Output the lines of the records from the one containing "Enumerate this screenshot's" through the last, both ends included. Leave pictures out.

-----

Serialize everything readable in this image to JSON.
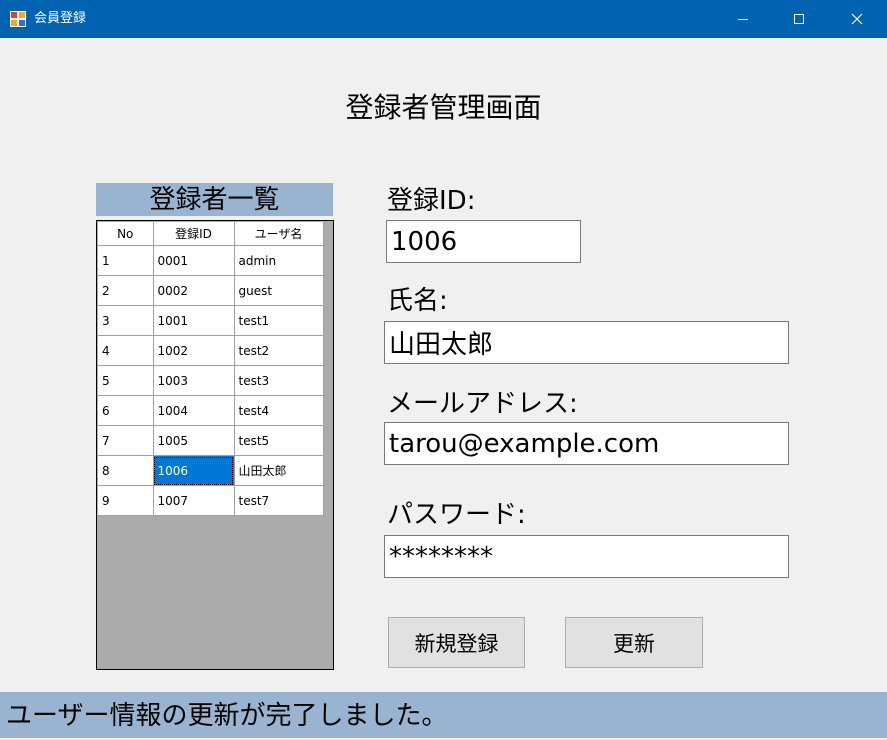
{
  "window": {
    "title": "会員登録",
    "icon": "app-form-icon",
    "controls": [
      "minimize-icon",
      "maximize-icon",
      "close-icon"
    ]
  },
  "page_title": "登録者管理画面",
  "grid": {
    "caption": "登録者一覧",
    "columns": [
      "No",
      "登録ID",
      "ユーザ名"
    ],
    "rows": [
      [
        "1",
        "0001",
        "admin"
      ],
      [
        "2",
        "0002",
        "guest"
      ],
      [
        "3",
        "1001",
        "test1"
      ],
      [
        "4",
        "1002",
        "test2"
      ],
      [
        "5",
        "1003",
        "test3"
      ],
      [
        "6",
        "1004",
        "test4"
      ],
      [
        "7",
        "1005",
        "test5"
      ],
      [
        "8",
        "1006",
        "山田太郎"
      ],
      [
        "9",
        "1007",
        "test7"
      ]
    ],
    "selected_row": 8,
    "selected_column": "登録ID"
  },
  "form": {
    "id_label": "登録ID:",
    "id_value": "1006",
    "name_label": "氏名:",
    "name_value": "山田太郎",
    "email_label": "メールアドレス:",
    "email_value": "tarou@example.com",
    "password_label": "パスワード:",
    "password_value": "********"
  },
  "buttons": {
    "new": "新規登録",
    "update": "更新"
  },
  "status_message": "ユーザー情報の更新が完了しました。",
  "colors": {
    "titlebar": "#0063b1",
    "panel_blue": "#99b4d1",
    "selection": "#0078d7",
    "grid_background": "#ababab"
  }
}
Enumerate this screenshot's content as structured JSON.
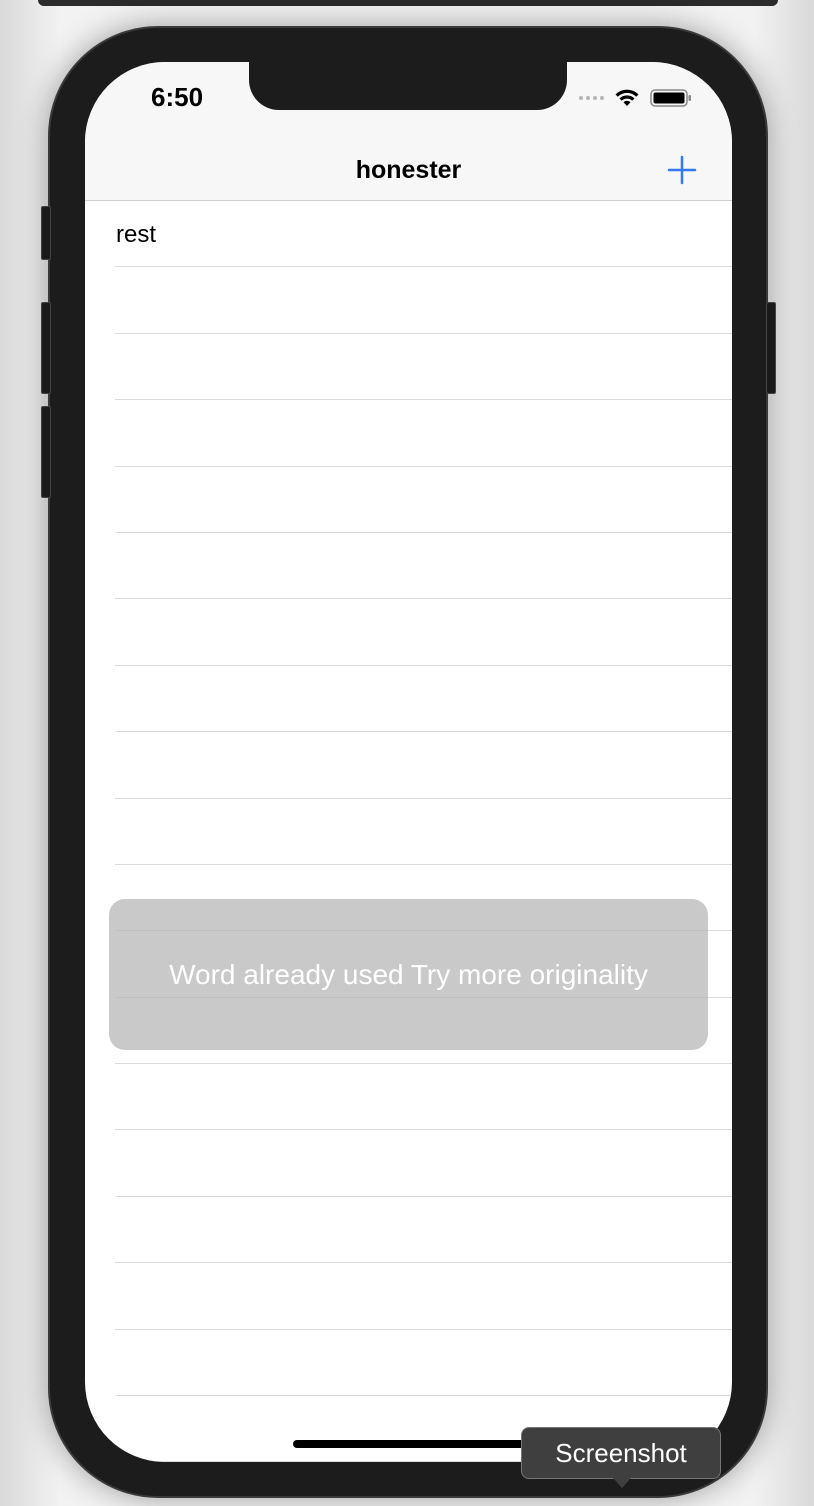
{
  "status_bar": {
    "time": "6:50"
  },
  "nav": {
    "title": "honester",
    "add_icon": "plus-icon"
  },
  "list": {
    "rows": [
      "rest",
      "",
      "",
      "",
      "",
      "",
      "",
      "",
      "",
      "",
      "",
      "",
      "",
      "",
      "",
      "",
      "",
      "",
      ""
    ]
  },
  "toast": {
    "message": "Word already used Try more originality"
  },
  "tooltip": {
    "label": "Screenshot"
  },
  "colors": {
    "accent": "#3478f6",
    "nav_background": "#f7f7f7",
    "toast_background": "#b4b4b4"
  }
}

-----

- [Written solution]:
Enumerate this screenshot's content as structured JSON.
{
  "status_bar": {
    "time": "6:50"
  },
  "nav": {
    "title": "honester",
    "add_icon": "plus-icon"
  },
  "list": {
    "rows": [
      "rest",
      "",
      "",
      "",
      "",
      "",
      "",
      "",
      "",
      "",
      "",
      "",
      "",
      "",
      "",
      "",
      "",
      "",
      ""
    ]
  },
  "toast": {
    "message": "Word already used Try more originality"
  },
  "tooltip": {
    "label": "Screenshot"
  },
  "colors": {
    "accent": "#3478f6",
    "nav_background": "#f7f7f7",
    "toast_background": "#b4b4b4"
  }
}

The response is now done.